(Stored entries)
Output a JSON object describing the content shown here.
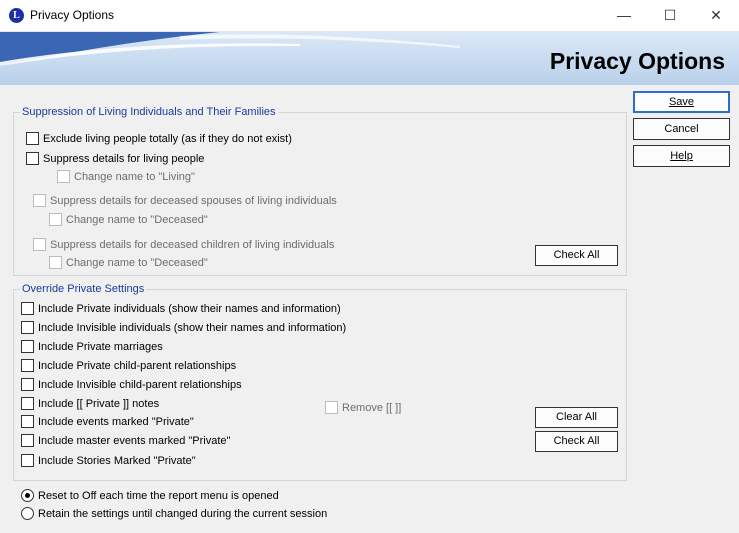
{
  "window": {
    "title": "Privacy Options",
    "icon_letter": "L"
  },
  "banner": {
    "title": "Privacy Options"
  },
  "suppression": {
    "legend": "Suppression of Living Individuals and Their Families",
    "items": [
      {
        "label": "Exclude living people totally (as if they do not exist)",
        "checked": false,
        "enabled": true
      },
      {
        "label": "Suppress details for living people",
        "checked": false,
        "enabled": true
      },
      {
        "label": "Change name to \"Living\"",
        "checked": false,
        "enabled": false
      },
      {
        "label": "Suppress details for deceased spouses of living individuals",
        "checked": false,
        "enabled": false
      },
      {
        "label": "Change name to \"Deceased\"",
        "checked": false,
        "enabled": false
      },
      {
        "label": "Suppress details for deceased children of living individuals",
        "checked": false,
        "enabled": false
      },
      {
        "label": "Change name to \"Deceased\"",
        "checked": false,
        "enabled": false
      }
    ],
    "check_all": "Check All"
  },
  "override": {
    "legend": "Override Private Settings",
    "items": [
      {
        "label": "Include Private individuals (show their names and information)",
        "checked": false
      },
      {
        "label": "Include Invisible individuals (show their names and information)",
        "checked": false
      },
      {
        "label": "Include Private marriages",
        "checked": false
      },
      {
        "label": "Include Private child-parent relationships",
        "checked": false
      },
      {
        "label": "Include Invisible child-parent relationships",
        "checked": false
      },
      {
        "label": "Include [[ Private ]] notes",
        "checked": false
      },
      {
        "label": "Include events marked \"Private\"",
        "checked": false
      },
      {
        "label": "Include master events marked \"Private\"",
        "checked": false
      },
      {
        "label": "Include Stories Marked \"Private\"",
        "checked": false
      }
    ],
    "remove_label": "Remove [[  ]]",
    "clear_all": "Clear All",
    "check_all": "Check All"
  },
  "buttons": {
    "save": "Save",
    "cancel": "Cancel",
    "help": "Help"
  },
  "reset_options": [
    {
      "label": "Reset to Off each time the report menu is opened",
      "selected": true
    },
    {
      "label": "Retain the settings until changed during the current session",
      "selected": false
    }
  ],
  "colors": {
    "legend": "#1a3a9c",
    "banner": "#c8dcf0",
    "default_button_border": "#2e6cd1"
  }
}
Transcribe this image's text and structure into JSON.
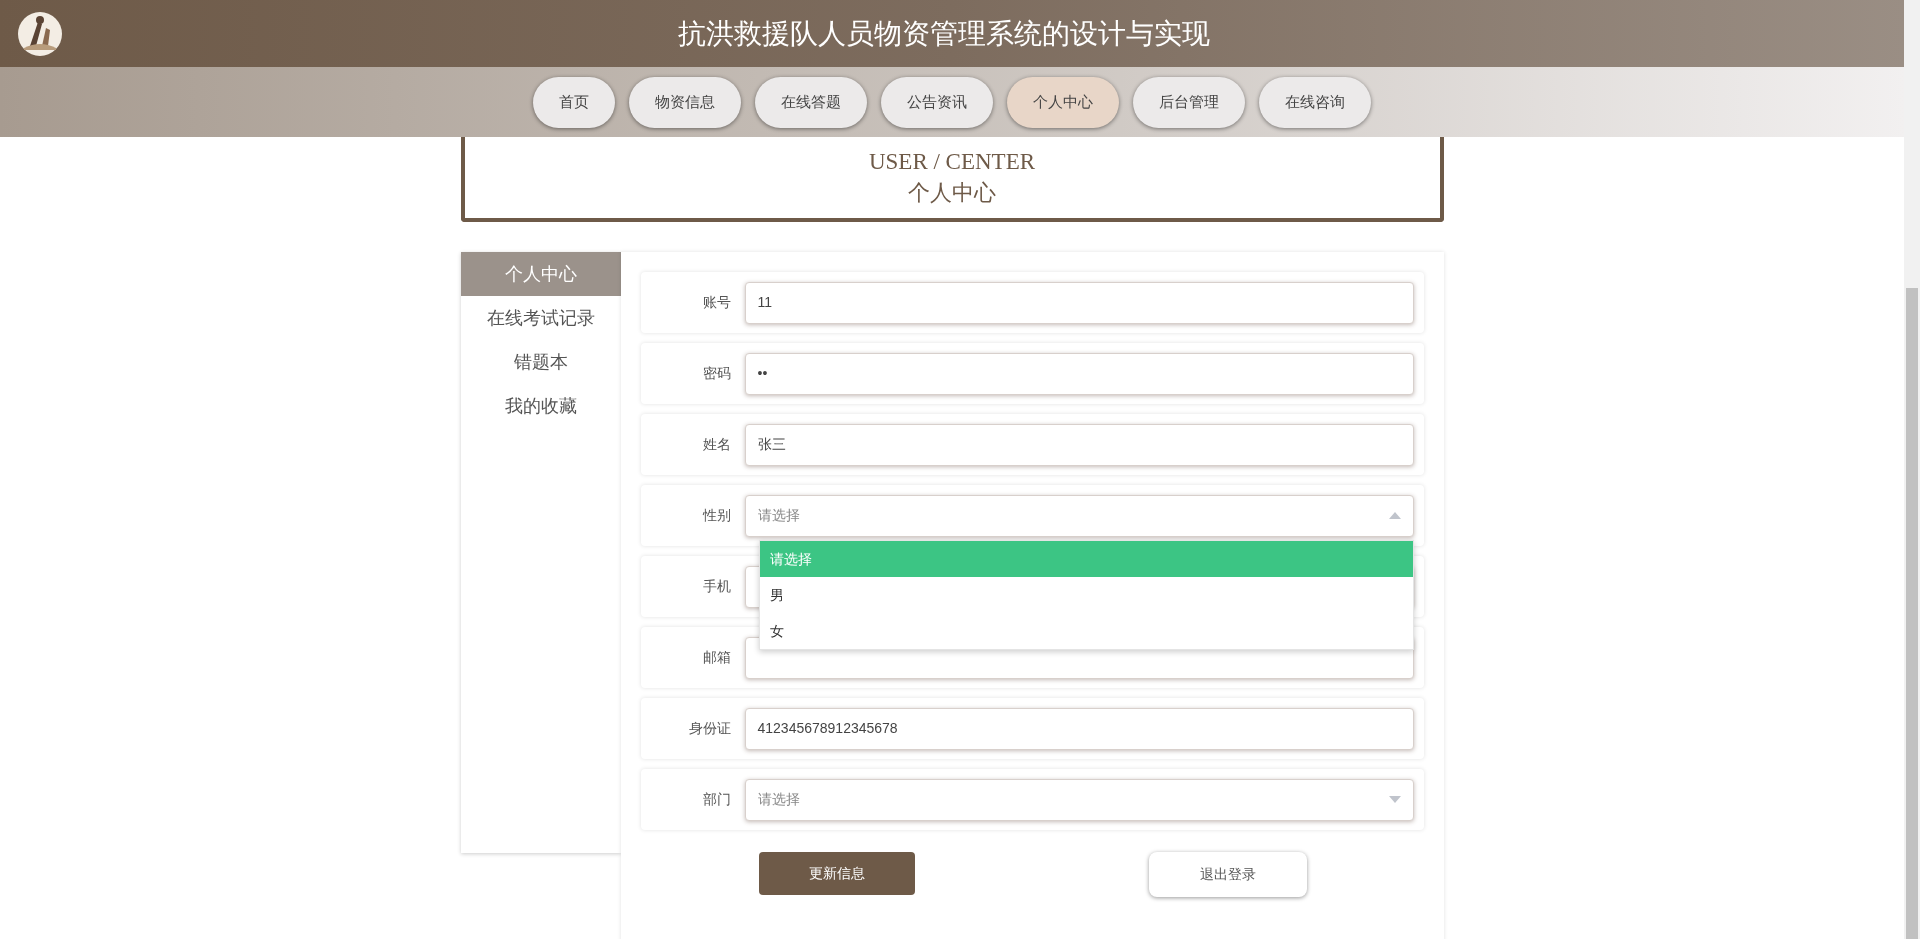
{
  "header": {
    "title": "抗洪救援队人员物资管理系统的设计与实现"
  },
  "nav": [
    {
      "label": "首页",
      "selected": false
    },
    {
      "label": "物资信息",
      "selected": false
    },
    {
      "label": "在线答题",
      "selected": false
    },
    {
      "label": "公告资讯",
      "selected": false
    },
    {
      "label": "个人中心",
      "selected": true
    },
    {
      "label": "后台管理",
      "selected": false
    },
    {
      "label": "在线咨询",
      "selected": false
    }
  ],
  "banner": {
    "title_en": "USER / CENTER",
    "title_cn": "个人中心"
  },
  "sidebar": [
    {
      "label": "个人中心",
      "selected": true
    },
    {
      "label": "在线考试记录",
      "selected": false
    },
    {
      "label": "错题本",
      "selected": false
    },
    {
      "label": "我的收藏",
      "selected": false
    }
  ],
  "form": [
    {
      "label": "账号",
      "kind": "text",
      "value": "11"
    },
    {
      "label": "密码",
      "kind": "text",
      "value": "••"
    },
    {
      "label": "姓名",
      "kind": "text",
      "value": "张三"
    },
    {
      "label": "性别",
      "kind": "select",
      "placeholder": "请选择",
      "expanded": true,
      "options": [
        {
          "label": "请选择",
          "selected": true
        },
        {
          "label": "男",
          "selected": false
        },
        {
          "label": "女",
          "selected": false
        }
      ]
    },
    {
      "label": "手机",
      "kind": "text"
    },
    {
      "label": "邮箱",
      "kind": "text"
    },
    {
      "label": "身份证",
      "kind": "text",
      "value": "412345678912345678"
    },
    {
      "label": "部门",
      "kind": "select",
      "placeholder": "请选择",
      "expanded": false
    }
  ],
  "buttons": [
    {
      "label": "更新信息",
      "kind": "primary"
    },
    {
      "label": "退出登录",
      "kind": "secondary"
    }
  ]
}
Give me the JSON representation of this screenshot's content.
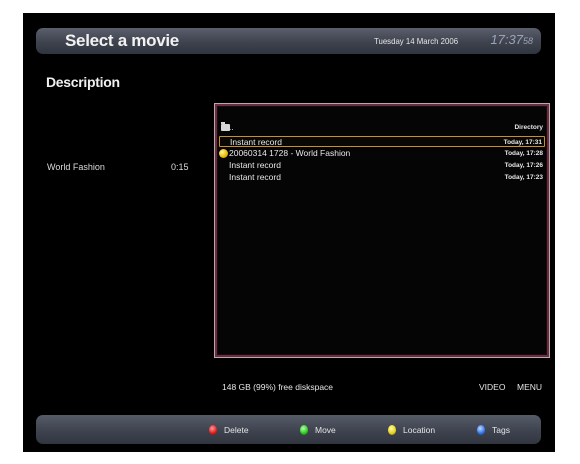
{
  "header": {
    "title": "Select a movie",
    "date": "Tuesday 14 March 2006",
    "time_main": "17:37",
    "time_seconds": "58"
  },
  "description": {
    "heading": "Description",
    "title": "World Fashion",
    "duration": "0:15"
  },
  "movie_list": {
    "rows": [
      {
        "name": "..",
        "when": "Directory",
        "icon": "folder-icon",
        "selected": false
      },
      {
        "name": "Instant record",
        "when": "Today, 17:31",
        "icon": "",
        "selected": true
      },
      {
        "name": "20060314 1728 - World Fashion",
        "when": "Today, 17:28",
        "icon": "yellow-circle-icon",
        "selected": false
      },
      {
        "name": "Instant record",
        "when": "Today, 17:26",
        "icon": "",
        "selected": false
      },
      {
        "name": "Instant record",
        "when": "Today, 17:23",
        "icon": "",
        "selected": false
      }
    ]
  },
  "status": {
    "diskspace": "148 GB (99%) free diskspace",
    "video_label": "VIDEO",
    "menu_label": "MENU"
  },
  "actions": {
    "delete": {
      "label": "Delete",
      "color": "#e01818"
    },
    "move": {
      "label": "Move",
      "color": "#28c818"
    },
    "location": {
      "label": "Location",
      "color": "#e8d010"
    },
    "tags": {
      "label": "Tags",
      "color": "#2c74e8"
    }
  }
}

• Request
Identify the lines that hold the word "Include". Copy every one of them.

• Result for this exercise
        "label": "Include Private individuals (show their names and information)",
        "label": "Include Invisible individuals (show their names and information)",
        "label": "Include Private marriages",
        "label": "Include Private child-parent relationships",
        "label": "Include Invisible child-parent relationships",
        "label": "Include [[ Private ]] notes",
        "label": "Include events marked \"Private\"",
        "label": "Include master events marked \"Private\"",
        "label": "Include Stories Marked \"Private\"",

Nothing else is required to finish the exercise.